======== DATASET EXTRACT ========

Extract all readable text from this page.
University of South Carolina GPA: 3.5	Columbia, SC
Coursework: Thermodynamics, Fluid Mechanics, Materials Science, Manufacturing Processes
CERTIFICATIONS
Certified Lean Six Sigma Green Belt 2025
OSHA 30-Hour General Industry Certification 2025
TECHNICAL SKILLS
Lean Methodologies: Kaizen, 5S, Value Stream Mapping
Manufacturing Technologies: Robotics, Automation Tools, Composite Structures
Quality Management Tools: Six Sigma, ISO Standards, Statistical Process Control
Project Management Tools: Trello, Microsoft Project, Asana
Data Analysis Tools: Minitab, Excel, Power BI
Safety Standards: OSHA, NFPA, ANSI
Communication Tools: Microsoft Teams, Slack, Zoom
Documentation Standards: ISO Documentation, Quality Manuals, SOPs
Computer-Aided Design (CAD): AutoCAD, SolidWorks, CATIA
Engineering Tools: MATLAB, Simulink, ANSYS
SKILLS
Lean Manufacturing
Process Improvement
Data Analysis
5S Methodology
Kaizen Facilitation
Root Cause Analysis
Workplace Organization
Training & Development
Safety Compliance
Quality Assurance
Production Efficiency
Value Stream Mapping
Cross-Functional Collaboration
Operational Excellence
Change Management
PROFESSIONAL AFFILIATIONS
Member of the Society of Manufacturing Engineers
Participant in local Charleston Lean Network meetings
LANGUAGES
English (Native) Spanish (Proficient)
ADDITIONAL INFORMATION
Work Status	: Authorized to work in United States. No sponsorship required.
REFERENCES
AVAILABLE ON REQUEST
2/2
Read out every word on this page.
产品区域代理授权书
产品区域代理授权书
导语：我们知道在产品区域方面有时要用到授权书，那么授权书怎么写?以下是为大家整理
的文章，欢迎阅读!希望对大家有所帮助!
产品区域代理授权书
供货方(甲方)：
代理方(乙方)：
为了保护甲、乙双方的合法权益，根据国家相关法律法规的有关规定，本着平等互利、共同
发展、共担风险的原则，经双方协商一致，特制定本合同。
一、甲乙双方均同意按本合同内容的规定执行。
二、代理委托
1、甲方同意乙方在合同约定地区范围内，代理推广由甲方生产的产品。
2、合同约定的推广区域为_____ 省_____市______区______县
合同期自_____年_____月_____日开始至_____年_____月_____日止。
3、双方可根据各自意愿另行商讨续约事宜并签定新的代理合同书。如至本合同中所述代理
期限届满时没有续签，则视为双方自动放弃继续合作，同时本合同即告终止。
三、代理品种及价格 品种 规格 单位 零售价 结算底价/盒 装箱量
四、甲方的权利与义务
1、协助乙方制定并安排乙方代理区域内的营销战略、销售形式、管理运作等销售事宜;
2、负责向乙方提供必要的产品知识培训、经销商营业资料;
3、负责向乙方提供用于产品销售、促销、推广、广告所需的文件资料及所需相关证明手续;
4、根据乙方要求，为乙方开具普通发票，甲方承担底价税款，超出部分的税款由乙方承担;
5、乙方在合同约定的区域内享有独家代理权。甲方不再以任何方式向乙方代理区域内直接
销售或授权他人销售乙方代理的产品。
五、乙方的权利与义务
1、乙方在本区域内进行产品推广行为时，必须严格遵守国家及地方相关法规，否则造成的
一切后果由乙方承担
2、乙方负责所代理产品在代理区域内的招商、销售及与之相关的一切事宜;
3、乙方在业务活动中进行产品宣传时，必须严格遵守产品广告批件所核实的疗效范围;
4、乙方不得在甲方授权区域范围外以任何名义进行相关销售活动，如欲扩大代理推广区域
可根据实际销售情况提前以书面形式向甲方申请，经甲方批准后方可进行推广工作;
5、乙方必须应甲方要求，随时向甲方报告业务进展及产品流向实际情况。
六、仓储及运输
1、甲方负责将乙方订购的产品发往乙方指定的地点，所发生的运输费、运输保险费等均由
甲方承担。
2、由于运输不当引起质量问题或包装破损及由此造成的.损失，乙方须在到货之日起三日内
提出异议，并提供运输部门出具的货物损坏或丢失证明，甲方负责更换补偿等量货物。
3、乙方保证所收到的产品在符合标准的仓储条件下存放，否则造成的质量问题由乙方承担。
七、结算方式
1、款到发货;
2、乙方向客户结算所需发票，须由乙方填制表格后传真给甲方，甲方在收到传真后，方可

========

SET TASK:
Copy out the full listing exactly.

COMPLETE ANSWER:
Extract all readable text from this page.
University of South Carolina GPA: 3.5	Columbia, SC
Coursework: Thermodynamics, Fluid Mechanics, Materials Science, Manufacturing Processes
CERTIFICATIONS
Certified Lean Six Sigma Green Belt 2025
OSHA 30-Hour General Industry Certification 2025
TECHNICAL SKILLS
Lean Methodologies: Kaizen, 5S, Value Stream Mapping
Manufacturing Technologies: Robotics, Automation Tools, Composite Structures
Quality Management Tools: Six Sigma, ISO Standards, Statistical Process Control
Project Management Tools: Trello, Microsoft Project, Asana
Data Analysis Tools: Minitab, Excel, Power BI
Safety Standards: OSHA, NFPA, ANSI
Communication Tools: Microsoft Teams, Slack, Zoom
Documentation Standards: ISO Documentation, Quality Manuals, SOPs
Computer-Aided Design (CAD): AutoCAD, SolidWorks, CATIA
Engineering Tools: MATLAB, Simulink, ANSYS
SKILLS
Lean Manufacturing
Process Improvement
Data Analysis
5S Methodology
Kaizen Facilitation
Root Cause Analysis
Workplace Organization
Training & Development
Safety Compliance
Quality Assurance
Production Efficiency
Value Stream Mapping
Cross-Functional Collaboration
Operational Excellence
Change Management
PROFESSIONAL AFFILIATIONS
Member of the Society of Manufacturing Engineers
Participant in local Charleston Lean Network meetings
LANGUAGES
English (Native) Spanish (Proficient)
ADDITIONAL INFORMATION
Work Status	: Authorized to work in United States. No sponsorship required.
REFERENCES
AVAILABLE ON REQUEST
2/2
Read out every word on this page.
产品区域代理授权书
产品区域代理授权书
导语：我们知道在产品区域方面有时要用到授权书，那么授权书怎么写?以下是为大家整理
的文章，欢迎阅读!希望对大家有所帮助!
产品区域代理授权书
供货方(甲方)：
代理方(乙方)：
为了保护甲、乙双方的合法权益，根据国家相关法律法规的有关规定，本着平等互利、共同
发展、共担风险的原则，经双方协商一致，特制定本合同。
一、甲乙双方均同意按本合同内容的规定执行。
二、代理委托
1、甲方同意乙方在合同约定地区范围内，代理推广由甲方生产的产品。
2、合同约定的推广区域为_____ 省_____市______区______县
合同期自_____年_____月_____日开始至_____年_____月_____日止。
3、双方可根据各自意愿另行商讨续约事宜并签定新的代理合同书。如至本合同中所述代理
期限届满时没有续签，则视为双方自动放弃继续合作，同时本合同即告终止。
三、代理品种及价格 品种 规格 单位 零售价 结算底价/盒 装箱量
四、甲方的权利与义务
1、协助乙方制定并安排乙方代理区域内的营销战略、销售形式、管理运作等销售事宜;
2、负责向乙方提供必要的产品知识培训、经销商营业资料;
3、负责向乙方提供用于产品销售、促销、推广、广告所需的文件资料及所需相关证明手续;
4、根据乙方要求，为乙方开具普通发票，甲方承担底价税款，超出部分的税款由乙方承担;
5、乙方在合同约定的区域内享有独家代理权。甲方不再以任何方式向乙方代理区域内直接
销售或授权他人销售乙方代理的产品。
五、乙方的权利与义务
1、乙方在本区域内进行产品推广行为时，必须严格遵守国家及地方相关法规，否则造成的
一切后果由乙方承担
2、乙方负责所代理产品在代理区域内的招商、销售及与之相关的一切事宜;
3、乙方在业务活动中进行产品宣传时，必须严格遵守产品广告批件所核实的疗效范围;
4、乙方不得在甲方授权区域范围外以任何名义进行相关销售活动，如欲扩大代理推广区域
可根据实际销售情况提前以书面形式向甲方申请，经甲方批准后方可进行推广工作;
5、乙方必须应甲方要求，随时向甲方报告业务进展及产品流向实际情况。
六、仓储及运输
1、甲方负责将乙方订购的产品发往乙方指定的地点，所发生的运输费、运输保险费等均由
甲方承担。
2、由于运输不当引起质量问题或包装破损及由此造成的.损失，乙方须在到货之日起三日内
提出异议，并提供运输部门出具的货物损坏或丢失证明，甲方负责更换补偿等量货物。
3、乙方保证所收到的产品在符合标准的仓储条件下存放，否则造成的质量问题由乙方承担。
七、结算方式
1、款到发货;
2、乙方向客户结算所需发票，须由乙方填制表格后传真给甲方，甲方在收到传真后，方可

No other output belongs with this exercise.